* Start Input rows *

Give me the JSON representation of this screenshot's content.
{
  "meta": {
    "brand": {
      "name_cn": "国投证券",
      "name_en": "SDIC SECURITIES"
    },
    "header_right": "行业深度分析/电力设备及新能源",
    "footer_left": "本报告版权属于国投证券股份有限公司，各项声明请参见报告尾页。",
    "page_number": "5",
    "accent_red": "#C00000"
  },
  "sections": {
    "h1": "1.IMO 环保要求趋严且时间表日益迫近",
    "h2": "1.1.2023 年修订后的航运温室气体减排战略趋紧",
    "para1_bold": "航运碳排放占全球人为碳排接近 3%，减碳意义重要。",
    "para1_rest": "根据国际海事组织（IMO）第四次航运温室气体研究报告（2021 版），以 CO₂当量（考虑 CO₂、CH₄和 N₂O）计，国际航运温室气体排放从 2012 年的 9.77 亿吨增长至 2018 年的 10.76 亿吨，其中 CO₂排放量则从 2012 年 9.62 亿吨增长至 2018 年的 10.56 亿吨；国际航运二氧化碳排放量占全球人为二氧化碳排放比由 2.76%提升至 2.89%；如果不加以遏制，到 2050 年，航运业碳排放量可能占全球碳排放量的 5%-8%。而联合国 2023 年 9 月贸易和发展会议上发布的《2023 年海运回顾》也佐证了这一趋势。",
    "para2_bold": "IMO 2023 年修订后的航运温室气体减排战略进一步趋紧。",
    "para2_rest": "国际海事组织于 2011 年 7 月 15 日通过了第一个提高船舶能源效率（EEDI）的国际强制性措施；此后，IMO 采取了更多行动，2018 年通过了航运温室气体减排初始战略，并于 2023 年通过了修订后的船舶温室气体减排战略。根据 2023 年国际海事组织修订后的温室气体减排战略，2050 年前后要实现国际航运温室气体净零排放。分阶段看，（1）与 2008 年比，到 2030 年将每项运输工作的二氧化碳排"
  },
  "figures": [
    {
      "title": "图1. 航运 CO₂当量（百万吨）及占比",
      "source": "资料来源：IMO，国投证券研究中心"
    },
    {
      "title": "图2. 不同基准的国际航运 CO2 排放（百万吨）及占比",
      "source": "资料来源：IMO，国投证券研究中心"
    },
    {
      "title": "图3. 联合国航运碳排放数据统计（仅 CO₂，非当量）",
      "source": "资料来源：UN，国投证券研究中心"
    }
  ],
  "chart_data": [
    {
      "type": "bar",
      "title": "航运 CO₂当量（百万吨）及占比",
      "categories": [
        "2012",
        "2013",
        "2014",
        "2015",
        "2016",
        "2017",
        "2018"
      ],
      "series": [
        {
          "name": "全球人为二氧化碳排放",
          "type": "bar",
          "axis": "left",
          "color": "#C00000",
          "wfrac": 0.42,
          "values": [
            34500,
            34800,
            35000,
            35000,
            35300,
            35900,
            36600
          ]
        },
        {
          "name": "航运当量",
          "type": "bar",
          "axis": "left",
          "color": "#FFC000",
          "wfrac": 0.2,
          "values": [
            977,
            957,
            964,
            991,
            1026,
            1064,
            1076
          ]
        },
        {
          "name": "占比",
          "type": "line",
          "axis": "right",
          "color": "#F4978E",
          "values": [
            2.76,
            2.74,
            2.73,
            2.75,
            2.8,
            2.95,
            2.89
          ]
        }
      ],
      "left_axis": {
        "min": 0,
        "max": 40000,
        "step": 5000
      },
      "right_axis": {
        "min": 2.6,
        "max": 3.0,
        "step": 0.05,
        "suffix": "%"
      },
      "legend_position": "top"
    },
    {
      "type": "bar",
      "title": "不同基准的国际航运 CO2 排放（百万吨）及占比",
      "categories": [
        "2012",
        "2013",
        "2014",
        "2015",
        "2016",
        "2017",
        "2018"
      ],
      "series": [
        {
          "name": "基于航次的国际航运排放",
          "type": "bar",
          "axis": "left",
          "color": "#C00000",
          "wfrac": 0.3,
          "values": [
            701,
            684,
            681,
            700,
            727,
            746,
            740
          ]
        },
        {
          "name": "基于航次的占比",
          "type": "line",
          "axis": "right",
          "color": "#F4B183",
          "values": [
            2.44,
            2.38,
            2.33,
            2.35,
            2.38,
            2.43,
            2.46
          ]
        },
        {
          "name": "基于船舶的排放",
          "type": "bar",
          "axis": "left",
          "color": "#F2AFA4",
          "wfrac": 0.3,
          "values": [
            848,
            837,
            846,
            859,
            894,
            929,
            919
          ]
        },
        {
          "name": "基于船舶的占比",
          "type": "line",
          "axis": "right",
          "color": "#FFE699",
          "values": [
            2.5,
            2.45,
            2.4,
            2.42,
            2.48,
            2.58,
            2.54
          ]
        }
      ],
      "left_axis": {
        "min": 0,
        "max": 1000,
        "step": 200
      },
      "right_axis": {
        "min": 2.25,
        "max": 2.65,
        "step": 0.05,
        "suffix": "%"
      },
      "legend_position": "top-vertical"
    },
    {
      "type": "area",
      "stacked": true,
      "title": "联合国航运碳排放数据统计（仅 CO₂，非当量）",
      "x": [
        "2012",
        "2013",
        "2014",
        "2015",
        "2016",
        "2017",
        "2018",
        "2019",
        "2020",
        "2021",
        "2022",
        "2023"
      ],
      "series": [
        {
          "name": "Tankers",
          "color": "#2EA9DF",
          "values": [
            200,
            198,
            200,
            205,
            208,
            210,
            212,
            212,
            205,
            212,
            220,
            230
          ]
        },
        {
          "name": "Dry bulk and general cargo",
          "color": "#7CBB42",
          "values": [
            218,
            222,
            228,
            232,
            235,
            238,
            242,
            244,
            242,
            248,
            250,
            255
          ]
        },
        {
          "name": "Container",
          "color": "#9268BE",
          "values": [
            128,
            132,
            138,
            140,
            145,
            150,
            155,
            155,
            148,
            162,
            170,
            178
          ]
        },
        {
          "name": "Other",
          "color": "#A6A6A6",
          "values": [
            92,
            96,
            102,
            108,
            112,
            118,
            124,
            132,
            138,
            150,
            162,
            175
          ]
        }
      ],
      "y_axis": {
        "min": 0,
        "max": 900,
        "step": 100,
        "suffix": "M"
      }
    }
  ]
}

* End Input rows *

From the entries above, list each line with "不同基准的国际航运" in it.

Task result ->
      "title": "图2. 不同基准的国际航运 CO2 排放（百万吨）及占比",
      "title": "不同基准的国际航运 CO2 排放（百万吨）及占比",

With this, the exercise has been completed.